RECORDED INFORMATION:
========================================================================

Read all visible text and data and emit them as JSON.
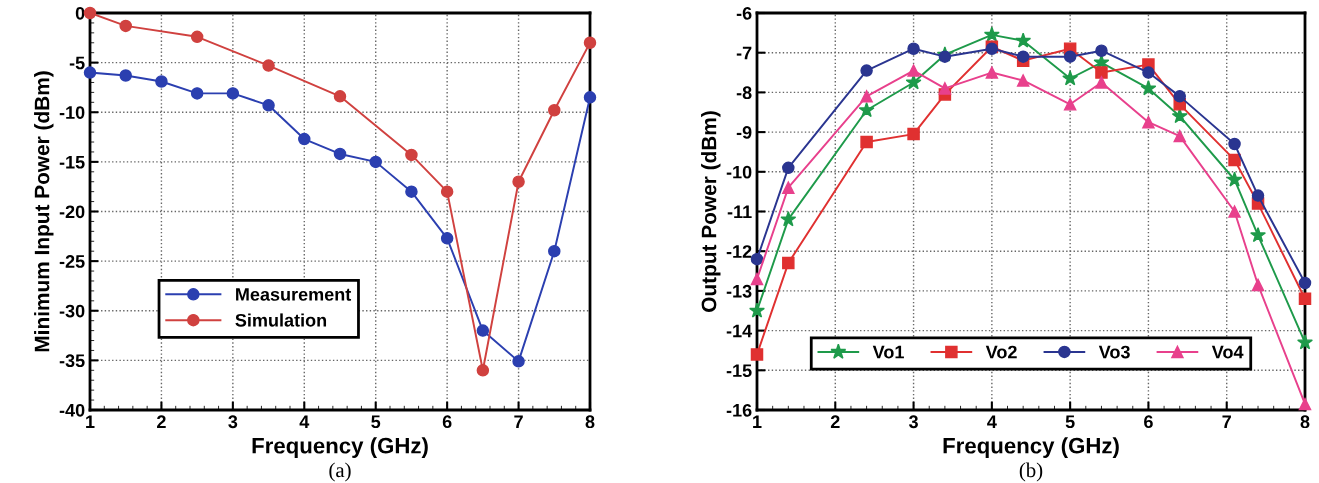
{
  "chart_data": [
    {
      "type": "line",
      "xlabel": "Frequency (GHz)",
      "ylabel": "Minimum Input Power (dBm)",
      "xlim": [
        1,
        8
      ],
      "ylim": [
        -40,
        0
      ],
      "xticks": [
        1,
        2,
        3,
        4,
        5,
        6,
        7,
        8
      ],
      "yticks": [
        -40,
        -35,
        -30,
        -25,
        -20,
        -15,
        -10,
        -5,
        0
      ],
      "grid": true,
      "legend": "bottom left",
      "line_style": "solid",
      "annotations": [
        "(a)"
      ],
      "series": [
        {
          "name": "Measurement",
          "color": "#2b3fb0",
          "marker": "circle",
          "x": [
            1,
            1.5,
            2,
            2.5,
            3,
            3.5,
            4,
            4.5,
            5,
            5.5,
            6,
            6.5,
            7,
            7.5,
            8
          ],
          "values": [
            -6,
            -6.3,
            -6.9,
            -8.1,
            -8.1,
            -9.3,
            -12.7,
            -14.2,
            -15,
            -18,
            -22.7,
            -32,
            -35.1,
            -24,
            -8.5
          ]
        },
        {
          "name": "Simulation",
          "color": "#d0413f",
          "marker": "circle",
          "x": [
            1,
            1.5,
            2.5,
            3.5,
            4.5,
            5.5,
            6,
            6.5,
            7,
            7.5,
            8
          ],
          "values": [
            0,
            -1.3,
            -2.4,
            -5.3,
            -8.4,
            -14.3,
            -18,
            -36,
            -17,
            -9.8,
            -3
          ]
        }
      ]
    },
    {
      "type": "line",
      "xlabel": "Frequency (GHz)",
      "ylabel": "Output Power (dBm)",
      "xlim": [
        1,
        8
      ],
      "ylim": [
        -16,
        -6
      ],
      "xticks": [
        1,
        2,
        3,
        4,
        5,
        6,
        7,
        8
      ],
      "yticks": [
        -16,
        -15,
        -14,
        -13,
        -12,
        -11,
        -10,
        -9,
        -8,
        -7,
        -6
      ],
      "grid": true,
      "legend": "bottom",
      "line_style": "solid",
      "annotations": [
        "(b)"
      ],
      "series": [
        {
          "name": "Vo1",
          "color": "#1e9a4a",
          "marker": "star",
          "x": [
            1,
            1.4,
            2.4,
            3,
            3.4,
            4,
            4.4,
            5,
            5.4,
            6,
            6.4,
            7.1,
            7.4,
            8
          ],
          "values": [
            -13.5,
            -11.2,
            -8.45,
            -7.75,
            -7.05,
            -6.55,
            -6.7,
            -7.65,
            -7.25,
            -7.9,
            -8.6,
            -10.2,
            -11.6,
            -14.3
          ]
        },
        {
          "name": "Vo2",
          "color": "#e03030",
          "marker": "square",
          "x": [
            1,
            1.4,
            2.4,
            3,
            3.4,
            4,
            4.4,
            5,
            5.4,
            6,
            6.4,
            7.1,
            7.4,
            8
          ],
          "values": [
            -14.6,
            -12.3,
            -9.25,
            -9.05,
            -8.05,
            -6.85,
            -7.2,
            -6.9,
            -7.5,
            -7.3,
            -8.3,
            -9.7,
            -10.8,
            -13.2
          ]
        },
        {
          "name": "Vo3",
          "color": "#2a3590",
          "marker": "circle",
          "x": [
            1,
            1.4,
            2.4,
            3,
            3.4,
            4,
            4.4,
            5,
            5.4,
            6,
            6.4,
            7.1,
            7.4,
            8
          ],
          "values": [
            -12.2,
            -9.9,
            -7.45,
            -6.9,
            -7.1,
            -6.9,
            -7.1,
            -7.1,
            -6.95,
            -7.5,
            -8.1,
            -9.3,
            -10.6,
            -12.8
          ]
        },
        {
          "name": "Vo4",
          "color": "#e8408c",
          "marker": "triangle",
          "x": [
            1,
            1.4,
            2.4,
            3,
            3.4,
            4,
            4.4,
            5,
            5.4,
            6,
            6.4,
            7.1,
            7.4,
            8
          ],
          "values": [
            -12.7,
            -10.4,
            -8.1,
            -7.45,
            -7.9,
            -7.5,
            -7.7,
            -8.3,
            -7.75,
            -8.75,
            -9.1,
            -11.0,
            -12.85,
            -15.85
          ]
        }
      ]
    }
  ]
}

========================================================================

EXERCISE DESCRIPTION: Your copy should match the records word for word, with the pictures removed.

WRITTEN RESPONSE:
Read all visible text and data and emit them as JSON.
{
  "chart_data": [
    {
      "type": "line",
      "xlabel": "Frequency (GHz)",
      "ylabel": "Minimum Input Power (dBm)",
      "xlim": [
        1,
        8
      ],
      "ylim": [
        -40,
        0
      ],
      "xticks": [
        1,
        2,
        3,
        4,
        5,
        6,
        7,
        8
      ],
      "yticks": [
        -40,
        -35,
        -30,
        -25,
        -20,
        -15,
        -10,
        -5,
        0
      ],
      "grid": true,
      "legend": "bottom left",
      "line_style": "solid",
      "annotations": [
        "(a)"
      ],
      "series": [
        {
          "name": "Measurement",
          "color": "#2b3fb0",
          "marker": "circle",
          "x": [
            1,
            1.5,
            2,
            2.5,
            3,
            3.5,
            4,
            4.5,
            5,
            5.5,
            6,
            6.5,
            7,
            7.5,
            8
          ],
          "values": [
            -6,
            -6.3,
            -6.9,
            -8.1,
            -8.1,
            -9.3,
            -12.7,
            -14.2,
            -15,
            -18,
            -22.7,
            -32,
            -35.1,
            -24,
            -8.5
          ]
        },
        {
          "name": "Simulation",
          "color": "#d0413f",
          "marker": "circle",
          "x": [
            1,
            1.5,
            2.5,
            3.5,
            4.5,
            5.5,
            6,
            6.5,
            7,
            7.5,
            8
          ],
          "values": [
            0,
            -1.3,
            -2.4,
            -5.3,
            -8.4,
            -14.3,
            -18,
            -36,
            -17,
            -9.8,
            -3
          ]
        }
      ]
    },
    {
      "type": "line",
      "xlabel": "Frequency (GHz)",
      "ylabel": "Output Power (dBm)",
      "xlim": [
        1,
        8
      ],
      "ylim": [
        -16,
        -6
      ],
      "xticks": [
        1,
        2,
        3,
        4,
        5,
        6,
        7,
        8
      ],
      "yticks": [
        -16,
        -15,
        -14,
        -13,
        -12,
        -11,
        -10,
        -9,
        -8,
        -7,
        -6
      ],
      "grid": true,
      "legend": "bottom",
      "line_style": "solid",
      "annotations": [
        "(b)"
      ],
      "series": [
        {
          "name": "Vo1",
          "color": "#1e9a4a",
          "marker": "star",
          "x": [
            1,
            1.4,
            2.4,
            3,
            3.4,
            4,
            4.4,
            5,
            5.4,
            6,
            6.4,
            7.1,
            7.4,
            8
          ],
          "values": [
            -13.5,
            -11.2,
            -8.45,
            -7.75,
            -7.05,
            -6.55,
            -6.7,
            -7.65,
            -7.25,
            -7.9,
            -8.6,
            -10.2,
            -11.6,
            -14.3
          ]
        },
        {
          "name": "Vo2",
          "color": "#e03030",
          "marker": "square",
          "x": [
            1,
            1.4,
            2.4,
            3,
            3.4,
            4,
            4.4,
            5,
            5.4,
            6,
            6.4,
            7.1,
            7.4,
            8
          ],
          "values": [
            -14.6,
            -12.3,
            -9.25,
            -9.05,
            -8.05,
            -6.85,
            -7.2,
            -6.9,
            -7.5,
            -7.3,
            -8.3,
            -9.7,
            -10.8,
            -13.2
          ]
        },
        {
          "name": "Vo3",
          "color": "#2a3590",
          "marker": "circle",
          "x": [
            1,
            1.4,
            2.4,
            3,
            3.4,
            4,
            4.4,
            5,
            5.4,
            6,
            6.4,
            7.1,
            7.4,
            8
          ],
          "values": [
            -12.2,
            -9.9,
            -7.45,
            -6.9,
            -7.1,
            -6.9,
            -7.1,
            -7.1,
            -6.95,
            -7.5,
            -8.1,
            -9.3,
            -10.6,
            -12.8
          ]
        },
        {
          "name": "Vo4",
          "color": "#e8408c",
          "marker": "triangle",
          "x": [
            1,
            1.4,
            2.4,
            3,
            3.4,
            4,
            4.4,
            5,
            5.4,
            6,
            6.4,
            7.1,
            7.4,
            8
          ],
          "values": [
            -12.7,
            -10.4,
            -8.1,
            -7.45,
            -7.9,
            -7.5,
            -7.7,
            -8.3,
            -7.75,
            -8.75,
            -9.1,
            -11.0,
            -12.85,
            -15.85
          ]
        }
      ]
    }
  ]
}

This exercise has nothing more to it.